Start of ROWS

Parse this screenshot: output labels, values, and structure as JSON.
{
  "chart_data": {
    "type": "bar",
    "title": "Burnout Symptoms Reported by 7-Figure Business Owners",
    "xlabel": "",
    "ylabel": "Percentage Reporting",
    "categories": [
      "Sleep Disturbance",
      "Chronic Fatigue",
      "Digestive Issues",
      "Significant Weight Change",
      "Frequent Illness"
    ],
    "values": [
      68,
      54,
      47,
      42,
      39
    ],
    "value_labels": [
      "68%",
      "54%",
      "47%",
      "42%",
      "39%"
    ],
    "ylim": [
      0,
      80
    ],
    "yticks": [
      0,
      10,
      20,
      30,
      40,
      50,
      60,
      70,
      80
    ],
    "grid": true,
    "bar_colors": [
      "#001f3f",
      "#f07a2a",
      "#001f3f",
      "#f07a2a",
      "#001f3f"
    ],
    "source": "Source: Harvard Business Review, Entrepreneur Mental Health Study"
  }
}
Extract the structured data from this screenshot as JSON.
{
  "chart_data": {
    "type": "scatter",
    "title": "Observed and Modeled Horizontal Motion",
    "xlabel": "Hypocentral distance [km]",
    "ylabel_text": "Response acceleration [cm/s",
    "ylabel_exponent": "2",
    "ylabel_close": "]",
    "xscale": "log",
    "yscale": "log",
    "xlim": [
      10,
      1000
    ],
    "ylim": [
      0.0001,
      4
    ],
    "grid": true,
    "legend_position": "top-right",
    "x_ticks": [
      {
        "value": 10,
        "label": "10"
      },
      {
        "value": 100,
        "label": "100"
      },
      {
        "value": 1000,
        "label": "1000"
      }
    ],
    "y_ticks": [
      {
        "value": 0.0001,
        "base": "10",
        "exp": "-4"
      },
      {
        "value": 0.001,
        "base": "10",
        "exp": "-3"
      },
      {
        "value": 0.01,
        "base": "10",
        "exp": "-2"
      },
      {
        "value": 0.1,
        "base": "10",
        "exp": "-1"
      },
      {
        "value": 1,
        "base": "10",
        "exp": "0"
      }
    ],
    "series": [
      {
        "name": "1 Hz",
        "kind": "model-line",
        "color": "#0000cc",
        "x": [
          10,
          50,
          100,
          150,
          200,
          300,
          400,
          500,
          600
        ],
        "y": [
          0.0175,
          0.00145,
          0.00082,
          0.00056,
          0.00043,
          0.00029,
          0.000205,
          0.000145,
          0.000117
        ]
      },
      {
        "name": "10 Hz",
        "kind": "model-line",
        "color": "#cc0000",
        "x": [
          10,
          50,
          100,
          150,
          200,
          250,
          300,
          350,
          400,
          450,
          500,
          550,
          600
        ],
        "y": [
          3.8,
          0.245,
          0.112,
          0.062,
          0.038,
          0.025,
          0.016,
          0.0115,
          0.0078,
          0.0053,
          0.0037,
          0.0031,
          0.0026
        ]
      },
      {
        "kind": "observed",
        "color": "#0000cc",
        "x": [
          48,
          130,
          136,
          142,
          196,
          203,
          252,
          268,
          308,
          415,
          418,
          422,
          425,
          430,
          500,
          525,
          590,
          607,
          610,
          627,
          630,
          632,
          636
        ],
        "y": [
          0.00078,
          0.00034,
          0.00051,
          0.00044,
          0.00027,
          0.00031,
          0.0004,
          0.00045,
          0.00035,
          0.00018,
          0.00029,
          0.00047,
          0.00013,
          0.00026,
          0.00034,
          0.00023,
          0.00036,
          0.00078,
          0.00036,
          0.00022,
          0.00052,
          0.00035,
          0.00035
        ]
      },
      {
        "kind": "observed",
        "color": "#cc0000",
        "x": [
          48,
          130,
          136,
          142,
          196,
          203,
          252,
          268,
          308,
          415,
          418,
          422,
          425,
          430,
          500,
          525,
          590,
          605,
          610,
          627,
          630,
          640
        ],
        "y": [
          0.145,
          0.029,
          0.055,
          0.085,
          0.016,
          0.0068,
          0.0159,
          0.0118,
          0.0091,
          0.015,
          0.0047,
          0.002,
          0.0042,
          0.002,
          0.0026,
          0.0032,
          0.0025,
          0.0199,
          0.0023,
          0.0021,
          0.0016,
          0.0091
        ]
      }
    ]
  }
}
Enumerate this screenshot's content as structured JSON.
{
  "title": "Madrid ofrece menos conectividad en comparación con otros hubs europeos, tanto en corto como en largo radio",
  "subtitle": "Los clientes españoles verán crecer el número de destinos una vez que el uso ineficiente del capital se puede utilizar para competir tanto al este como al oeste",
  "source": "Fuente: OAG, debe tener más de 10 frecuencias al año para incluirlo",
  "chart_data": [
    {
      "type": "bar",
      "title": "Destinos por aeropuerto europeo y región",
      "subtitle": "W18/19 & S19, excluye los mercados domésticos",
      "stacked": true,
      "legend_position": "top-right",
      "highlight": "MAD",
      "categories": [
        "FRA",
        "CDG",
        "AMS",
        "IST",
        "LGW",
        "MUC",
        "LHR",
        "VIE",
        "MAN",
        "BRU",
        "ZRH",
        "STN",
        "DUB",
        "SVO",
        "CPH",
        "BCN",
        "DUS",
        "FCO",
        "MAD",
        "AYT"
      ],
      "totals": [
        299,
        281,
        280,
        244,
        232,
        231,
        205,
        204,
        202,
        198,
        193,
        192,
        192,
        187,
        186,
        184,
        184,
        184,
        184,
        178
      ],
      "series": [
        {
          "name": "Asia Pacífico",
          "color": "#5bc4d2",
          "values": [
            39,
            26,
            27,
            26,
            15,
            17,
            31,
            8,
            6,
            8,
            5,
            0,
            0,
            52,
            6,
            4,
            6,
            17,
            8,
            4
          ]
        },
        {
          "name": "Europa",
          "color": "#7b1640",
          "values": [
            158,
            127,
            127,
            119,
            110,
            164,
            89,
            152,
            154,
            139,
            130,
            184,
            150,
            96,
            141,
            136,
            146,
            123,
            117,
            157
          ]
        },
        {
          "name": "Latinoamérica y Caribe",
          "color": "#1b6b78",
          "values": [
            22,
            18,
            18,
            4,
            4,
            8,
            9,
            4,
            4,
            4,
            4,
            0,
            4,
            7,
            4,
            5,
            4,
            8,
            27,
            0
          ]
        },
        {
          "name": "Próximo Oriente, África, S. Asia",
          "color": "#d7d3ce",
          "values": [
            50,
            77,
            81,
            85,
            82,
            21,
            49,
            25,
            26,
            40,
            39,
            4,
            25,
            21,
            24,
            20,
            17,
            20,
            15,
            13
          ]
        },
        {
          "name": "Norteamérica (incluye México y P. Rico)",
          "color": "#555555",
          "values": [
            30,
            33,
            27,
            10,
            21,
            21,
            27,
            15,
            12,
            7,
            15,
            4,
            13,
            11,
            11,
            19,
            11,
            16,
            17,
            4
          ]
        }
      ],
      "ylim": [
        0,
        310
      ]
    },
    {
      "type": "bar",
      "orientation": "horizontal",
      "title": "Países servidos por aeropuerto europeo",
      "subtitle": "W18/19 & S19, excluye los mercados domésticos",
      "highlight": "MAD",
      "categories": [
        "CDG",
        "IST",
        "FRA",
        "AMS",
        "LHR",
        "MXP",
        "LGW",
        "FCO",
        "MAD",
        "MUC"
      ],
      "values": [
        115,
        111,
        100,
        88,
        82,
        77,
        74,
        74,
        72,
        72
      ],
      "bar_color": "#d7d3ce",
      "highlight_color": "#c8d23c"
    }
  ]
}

End of ROWS

**TASK DESCRIPTION**
Write out every line exactly as it stands.

**WRITTEN REPLY**
Parse this screenshot: output labels, values, and structure as JSON.
{
  "chart_data": {
    "type": "bar",
    "title": "Burnout Symptoms Reported by 7-Figure Business Owners",
    "xlabel": "",
    "ylabel": "Percentage Reporting",
    "categories": [
      "Sleep Disturbance",
      "Chronic Fatigue",
      "Digestive Issues",
      "Significant Weight Change",
      "Frequent Illness"
    ],
    "values": [
      68,
      54,
      47,
      42,
      39
    ],
    "value_labels": [
      "68%",
      "54%",
      "47%",
      "42%",
      "39%"
    ],
    "ylim": [
      0,
      80
    ],
    "yticks": [
      0,
      10,
      20,
      30,
      40,
      50,
      60,
      70,
      80
    ],
    "grid": true,
    "bar_colors": [
      "#001f3f",
      "#f07a2a",
      "#001f3f",
      "#f07a2a",
      "#001f3f"
    ],
    "source": "Source: Harvard Business Review, Entrepreneur Mental Health Study"
  }
}
Extract the structured data from this screenshot as JSON.
{
  "chart_data": {
    "type": "scatter",
    "title": "Observed and Modeled Horizontal Motion",
    "xlabel": "Hypocentral distance [km]",
    "ylabel_text": "Response acceleration [cm/s",
    "ylabel_exponent": "2",
    "ylabel_close": "]",
    "xscale": "log",
    "yscale": "log",
    "xlim": [
      10,
      1000
    ],
    "ylim": [
      0.0001,
      4
    ],
    "grid": true,
    "legend_position": "top-right",
    "x_ticks": [
      {
        "value": 10,
        "label": "10"
      },
      {
        "value": 100,
        "label": "100"
      },
      {
        "value": 1000,
        "label": "1000"
      }
    ],
    "y_ticks": [
      {
        "value": 0.0001,
        "base": "10",
        "exp": "-4"
      },
      {
        "value": 0.001,
        "base": "10",
        "exp": "-3"
      },
      {
        "value": 0.01,
        "base": "10",
        "exp": "-2"
      },
      {
        "value": 0.1,
        "base": "10",
        "exp": "-1"
      },
      {
        "value": 1,
        "base": "10",
        "exp": "0"
      }
    ],
    "series": [
      {
        "name": "1 Hz",
        "kind": "model-line",
        "color": "#0000cc",
        "x": [
          10,
          50,
          100,
          150,
          200,
          300,
          400,
          500,
          600
        ],
        "y": [
          0.0175,
          0.00145,
          0.00082,
          0.00056,
          0.00043,
          0.00029,
          0.000205,
          0.000145,
          0.000117
        ]
      },
      {
        "name": "10 Hz",
        "kind": "model-line",
        "color": "#cc0000",
        "x": [
          10,
          50,
          100,
          150,
          200,
          250,
          300,
          350,
          400,
          450,
          500,
          550,
          600
        ],
        "y": [
          3.8,
          0.245,
          0.112,
          0.062,
          0.038,
          0.025,
          0.016,
          0.0115,
          0.0078,
          0.0053,
          0.0037,
          0.0031,
          0.0026
        ]
      },
      {
        "kind": "observed",
        "color": "#0000cc",
        "x": [
          48,
          130,
          136,
          142,
          196,
          203,
          252,
          268,
          308,
          415,
          418,
          422,
          425,
          430,
          500,
          525,
          590,
          607,
          610,
          627,
          630,
          632,
          636
        ],
        "y": [
          0.00078,
          0.00034,
          0.00051,
          0.00044,
          0.00027,
          0.00031,
          0.0004,
          0.00045,
          0.00035,
          0.00018,
          0.00029,
          0.00047,
          0.00013,
          0.00026,
          0.00034,
          0.00023,
          0.00036,
          0.00078,
          0.00036,
          0.00022,
          0.00052,
          0.00035,
          0.00035
        ]
      },
      {
        "kind": "observed",
        "color": "#cc0000",
        "x": [
          48,
          130,
          136,
          142,
          196,
          203,
          252,
          268,
          308,
          415,
          418,
          422,
          425,
          430,
          500,
          525,
          590,
          605,
          610,
          627,
          630,
          640
        ],
        "y": [
          0.145,
          0.029,
          0.055,
          0.085,
          0.016,
          0.0068,
          0.0159,
          0.0118,
          0.0091,
          0.015,
          0.0047,
          0.002,
          0.0042,
          0.002,
          0.0026,
          0.0032,
          0.0025,
          0.0199,
          0.0023,
          0.0021,
          0.0016,
          0.0091
        ]
      }
    ]
  }
}
Enumerate this screenshot's content as structured JSON.
{
  "title": "Madrid ofrece menos conectividad en comparación con otros hubs europeos, tanto en corto como en largo radio",
  "subtitle": "Los clientes españoles verán crecer el número de destinos una vez que el uso ineficiente del capital se puede utilizar para competir tanto al este como al oeste",
  "source": "Fuente: OAG, debe tener más de 10 frecuencias al año para incluirlo",
  "chart_data": [
    {
      "type": "bar",
      "title": "Destinos por aeropuerto europeo y región",
      "subtitle": "W18/19 & S19, excluye los mercados domésticos",
      "stacked": true,
      "legend_position": "top-right",
      "highlight": "MAD",
      "categories": [
        "FRA",
        "CDG",
        "AMS",
        "IST",
        "LGW",
        "MUC",
        "LHR",
        "VIE",
        "MAN",
        "BRU",
        "ZRH",
        "STN",
        "DUB",
        "SVO",
        "CPH",
        "BCN",
        "DUS",
        "FCO",
        "MAD",
        "AYT"
      ],
      "totals": [
        299,
        281,
        280,
        244,
        232,
        231,
        205,
        204,
        202,
        198,
        193,
        192,
        192,
        187,
        186,
        184,
        184,
        184,
        184,
        178
      ],
      "series": [
        {
          "name": "Asia Pacífico",
          "color": "#5bc4d2",
          "values": [
            39,
            26,
            27,
            26,
            15,
            17,
            31,
            8,
            6,
            8,
            5,
            0,
            0,
            52,
            6,
            4,
            6,
            17,
            8,
            4
          ]
        },
        {
          "name": "Europa",
          "color": "#7b1640",
          "values": [
            158,
            127,
            127,
            119,
            110,
            164,
            89,
            152,
            154,
            139,
            130,
            184,
            150,
            96,
            141,
            136,
            146,
            123,
            117,
            157
          ]
        },
        {
          "name": "Latinoamérica y Caribe",
          "color": "#1b6b78",
          "values": [
            22,
            18,
            18,
            4,
            4,
            8,
            9,
            4,
            4,
            4,
            4,
            0,
            4,
            7,
            4,
            5,
            4,
            8,
            27,
            0
          ]
        },
        {
          "name": "Próximo Oriente, África, S. Asia",
          "color": "#d7d3ce",
          "values": [
            50,
            77,
            81,
            85,
            82,
            21,
            49,
            25,
            26,
            40,
            39,
            4,
            25,
            21,
            24,
            20,
            17,
            20,
            15,
            13
          ]
        },
        {
          "name": "Norteamérica (incluye México y P. Rico)",
          "color": "#555555",
          "values": [
            30,
            33,
            27,
            10,
            21,
            21,
            27,
            15,
            12,
            7,
            15,
            4,
            13,
            11,
            11,
            19,
            11,
            16,
            17,
            4
          ]
        }
      ],
      "ylim": [
        0,
        310
      ]
    },
    {
      "type": "bar",
      "orientation": "horizontal",
      "title": "Países servidos por aeropuerto europeo",
      "subtitle": "W18/19 & S19, excluye los mercados domésticos",
      "highlight": "MAD",
      "categories": [
        "CDG",
        "IST",
        "FRA",
        "AMS",
        "LHR",
        "MXP",
        "LGW",
        "FCO",
        "MAD",
        "MUC"
      ],
      "values": [
        115,
        111,
        100,
        88,
        82,
        77,
        74,
        74,
        72,
        72
      ],
      "bar_color": "#d7d3ce",
      "highlight_color": "#c8d23c"
    }
  ]
}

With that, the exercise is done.